* **WHAT THE TASK ASKS**
Repeat the records below exactly, leaving out any pictures.

Stored data entries:
- - - -

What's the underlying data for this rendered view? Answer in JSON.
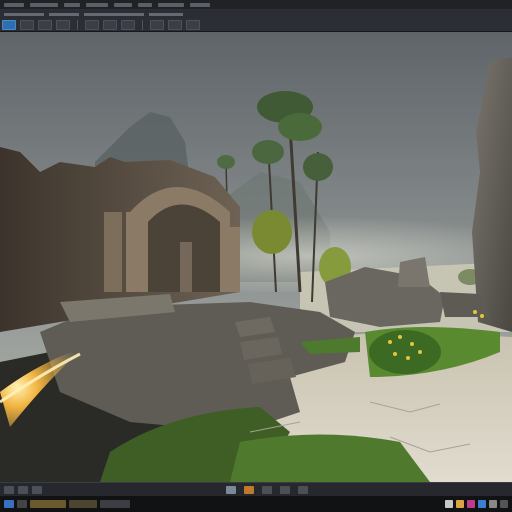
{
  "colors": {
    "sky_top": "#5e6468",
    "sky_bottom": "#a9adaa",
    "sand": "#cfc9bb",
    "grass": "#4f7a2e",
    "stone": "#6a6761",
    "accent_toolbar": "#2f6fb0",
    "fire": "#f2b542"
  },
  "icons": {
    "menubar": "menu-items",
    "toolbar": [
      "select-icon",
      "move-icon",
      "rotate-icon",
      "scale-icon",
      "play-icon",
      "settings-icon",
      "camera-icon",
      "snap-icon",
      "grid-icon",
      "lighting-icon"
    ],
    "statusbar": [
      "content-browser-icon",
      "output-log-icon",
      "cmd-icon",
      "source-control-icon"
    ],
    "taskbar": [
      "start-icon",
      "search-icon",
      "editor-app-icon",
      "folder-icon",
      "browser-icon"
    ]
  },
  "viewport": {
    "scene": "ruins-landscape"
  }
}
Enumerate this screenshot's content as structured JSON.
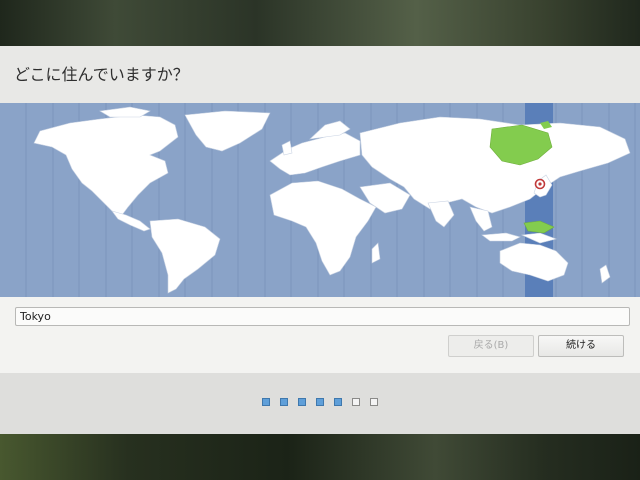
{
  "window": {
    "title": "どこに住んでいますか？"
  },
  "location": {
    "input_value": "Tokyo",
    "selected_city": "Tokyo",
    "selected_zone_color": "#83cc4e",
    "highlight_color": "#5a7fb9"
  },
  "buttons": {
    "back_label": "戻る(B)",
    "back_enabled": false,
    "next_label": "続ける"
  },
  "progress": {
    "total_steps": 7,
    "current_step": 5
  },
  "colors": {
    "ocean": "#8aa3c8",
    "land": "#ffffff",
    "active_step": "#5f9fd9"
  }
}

- - - -

* **CORRECT OUTPUT**
What's the underlying data for this rendered view? Answer in JSON.
{
  "colors": {
    "sky_top": "#5e6468",
    "sky_bottom": "#a9adaa",
    "sand": "#cfc9bb",
    "grass": "#4f7a2e",
    "stone": "#6a6761",
    "accent_toolbar": "#2f6fb0",
    "fire": "#f2b542"
  },
  "icons": {
    "menubar": "menu-items",
    "toolbar": [
      "select-icon",
      "move-icon",
      "rotate-icon",
      "scale-icon",
      "play-icon",
      "settings-icon",
      "camera-icon",
      "snap-icon",
      "grid-icon",
      "lighting-icon"
    ],
    "statusbar": [
      "content-browser-icon",
      "output-log-icon",
      "cmd-icon",
      "source-control-icon"
    ],
    "taskbar": [
      "start-icon",
      "search-icon",
      "editor-app-icon",
      "folder-icon",
      "browser-icon"
    ]
  },
  "viewport": {
    "scene": "ruins-landscape"
  }
}
Enumerate this screenshot's content as structured JSON.
{
  "window": {
    "title": "どこに住んでいますか？"
  },
  "location": {
    "input_value": "Tokyo",
    "selected_city": "Tokyo",
    "selected_zone_color": "#83cc4e",
    "highlight_color": "#5a7fb9"
  },
  "buttons": {
    "back_label": "戻る(B)",
    "back_enabled": false,
    "next_label": "続ける"
  },
  "progress": {
    "total_steps": 7,
    "current_step": 5
  },
  "colors": {
    "ocean": "#8aa3c8",
    "land": "#ffffff",
    "active_step": "#5f9fd9"
  }
}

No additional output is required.